▶ Required work: Locate all lines in the data below that hold "grid" and show them.
───
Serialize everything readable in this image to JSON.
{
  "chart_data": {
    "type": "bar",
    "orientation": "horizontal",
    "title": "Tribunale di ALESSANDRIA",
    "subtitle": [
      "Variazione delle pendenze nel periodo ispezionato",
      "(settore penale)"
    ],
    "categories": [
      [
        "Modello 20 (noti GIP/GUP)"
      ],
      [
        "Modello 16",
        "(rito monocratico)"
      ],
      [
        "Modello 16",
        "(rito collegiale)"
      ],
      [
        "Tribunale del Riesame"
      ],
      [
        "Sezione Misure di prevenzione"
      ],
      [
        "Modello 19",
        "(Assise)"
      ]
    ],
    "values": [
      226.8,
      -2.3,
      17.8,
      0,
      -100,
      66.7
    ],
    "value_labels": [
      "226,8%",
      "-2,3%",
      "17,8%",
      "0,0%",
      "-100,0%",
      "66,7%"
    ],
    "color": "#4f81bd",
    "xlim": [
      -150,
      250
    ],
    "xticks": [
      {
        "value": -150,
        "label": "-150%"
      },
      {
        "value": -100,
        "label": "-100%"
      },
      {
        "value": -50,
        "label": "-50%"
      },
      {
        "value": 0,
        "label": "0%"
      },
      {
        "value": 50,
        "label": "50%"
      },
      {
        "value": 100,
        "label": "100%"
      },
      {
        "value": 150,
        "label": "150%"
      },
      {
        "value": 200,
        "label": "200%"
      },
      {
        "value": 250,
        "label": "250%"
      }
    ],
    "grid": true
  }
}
───
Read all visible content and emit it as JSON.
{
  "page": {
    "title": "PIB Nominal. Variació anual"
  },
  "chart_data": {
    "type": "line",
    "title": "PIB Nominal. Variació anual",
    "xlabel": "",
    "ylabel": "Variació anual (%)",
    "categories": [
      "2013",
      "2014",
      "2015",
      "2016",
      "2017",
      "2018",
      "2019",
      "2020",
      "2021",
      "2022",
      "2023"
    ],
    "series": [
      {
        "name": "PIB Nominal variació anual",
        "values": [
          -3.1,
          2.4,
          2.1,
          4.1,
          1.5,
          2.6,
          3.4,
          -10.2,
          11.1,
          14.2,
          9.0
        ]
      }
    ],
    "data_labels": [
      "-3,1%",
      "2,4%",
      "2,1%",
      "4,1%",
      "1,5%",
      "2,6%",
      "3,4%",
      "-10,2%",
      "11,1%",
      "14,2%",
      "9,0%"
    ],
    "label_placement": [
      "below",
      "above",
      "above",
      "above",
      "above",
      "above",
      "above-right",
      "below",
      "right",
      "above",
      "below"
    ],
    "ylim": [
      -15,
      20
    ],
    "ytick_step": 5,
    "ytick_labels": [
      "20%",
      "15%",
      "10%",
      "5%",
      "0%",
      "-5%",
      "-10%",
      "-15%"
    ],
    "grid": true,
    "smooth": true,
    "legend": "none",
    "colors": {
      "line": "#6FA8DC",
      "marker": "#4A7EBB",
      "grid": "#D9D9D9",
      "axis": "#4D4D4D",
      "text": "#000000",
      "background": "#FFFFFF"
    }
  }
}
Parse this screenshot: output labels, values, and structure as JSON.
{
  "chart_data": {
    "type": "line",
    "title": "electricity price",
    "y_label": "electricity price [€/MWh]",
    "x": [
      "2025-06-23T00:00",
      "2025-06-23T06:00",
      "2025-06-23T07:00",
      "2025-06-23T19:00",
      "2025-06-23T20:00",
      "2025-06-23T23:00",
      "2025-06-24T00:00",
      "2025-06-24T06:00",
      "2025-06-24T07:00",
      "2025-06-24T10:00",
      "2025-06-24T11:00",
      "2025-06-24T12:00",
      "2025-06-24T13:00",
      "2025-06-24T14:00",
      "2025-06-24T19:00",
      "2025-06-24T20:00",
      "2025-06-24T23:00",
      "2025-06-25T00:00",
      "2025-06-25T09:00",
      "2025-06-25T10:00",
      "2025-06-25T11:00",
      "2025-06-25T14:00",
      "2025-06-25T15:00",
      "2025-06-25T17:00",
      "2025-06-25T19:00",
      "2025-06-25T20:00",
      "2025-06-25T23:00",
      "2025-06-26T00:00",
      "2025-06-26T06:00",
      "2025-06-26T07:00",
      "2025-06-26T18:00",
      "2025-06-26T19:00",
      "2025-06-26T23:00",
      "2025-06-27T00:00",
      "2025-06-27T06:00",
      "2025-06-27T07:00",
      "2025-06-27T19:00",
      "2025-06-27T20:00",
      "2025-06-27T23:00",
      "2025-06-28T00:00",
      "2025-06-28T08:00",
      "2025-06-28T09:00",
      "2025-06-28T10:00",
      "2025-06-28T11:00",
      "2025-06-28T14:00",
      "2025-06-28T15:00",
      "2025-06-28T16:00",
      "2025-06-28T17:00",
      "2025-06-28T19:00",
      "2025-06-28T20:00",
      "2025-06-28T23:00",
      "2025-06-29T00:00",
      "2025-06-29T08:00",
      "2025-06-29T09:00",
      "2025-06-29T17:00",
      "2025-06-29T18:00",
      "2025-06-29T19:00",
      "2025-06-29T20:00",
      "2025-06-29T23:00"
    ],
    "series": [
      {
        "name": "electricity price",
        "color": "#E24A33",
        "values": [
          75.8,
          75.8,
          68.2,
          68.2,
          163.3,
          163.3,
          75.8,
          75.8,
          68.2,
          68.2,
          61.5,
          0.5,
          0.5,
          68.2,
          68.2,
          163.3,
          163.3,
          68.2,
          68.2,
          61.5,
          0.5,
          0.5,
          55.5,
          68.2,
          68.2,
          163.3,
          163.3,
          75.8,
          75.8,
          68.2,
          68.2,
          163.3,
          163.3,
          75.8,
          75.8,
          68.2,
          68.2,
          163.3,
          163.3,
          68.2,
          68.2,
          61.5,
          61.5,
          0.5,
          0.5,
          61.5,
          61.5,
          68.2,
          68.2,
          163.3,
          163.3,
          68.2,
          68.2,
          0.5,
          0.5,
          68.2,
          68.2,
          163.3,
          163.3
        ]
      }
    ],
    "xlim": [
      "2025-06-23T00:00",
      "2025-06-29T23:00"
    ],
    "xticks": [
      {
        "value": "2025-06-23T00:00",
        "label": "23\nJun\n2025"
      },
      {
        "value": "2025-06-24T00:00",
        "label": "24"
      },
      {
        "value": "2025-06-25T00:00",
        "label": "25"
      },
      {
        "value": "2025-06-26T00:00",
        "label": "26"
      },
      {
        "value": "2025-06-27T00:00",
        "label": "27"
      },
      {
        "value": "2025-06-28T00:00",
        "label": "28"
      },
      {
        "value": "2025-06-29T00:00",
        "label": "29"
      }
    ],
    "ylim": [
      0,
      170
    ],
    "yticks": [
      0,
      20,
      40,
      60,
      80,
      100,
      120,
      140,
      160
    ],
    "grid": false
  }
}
───
▶ Solution for this exercise:
    "grid": true
    "grid": true,
      "grid": "#D9D9D9",
    "grid": false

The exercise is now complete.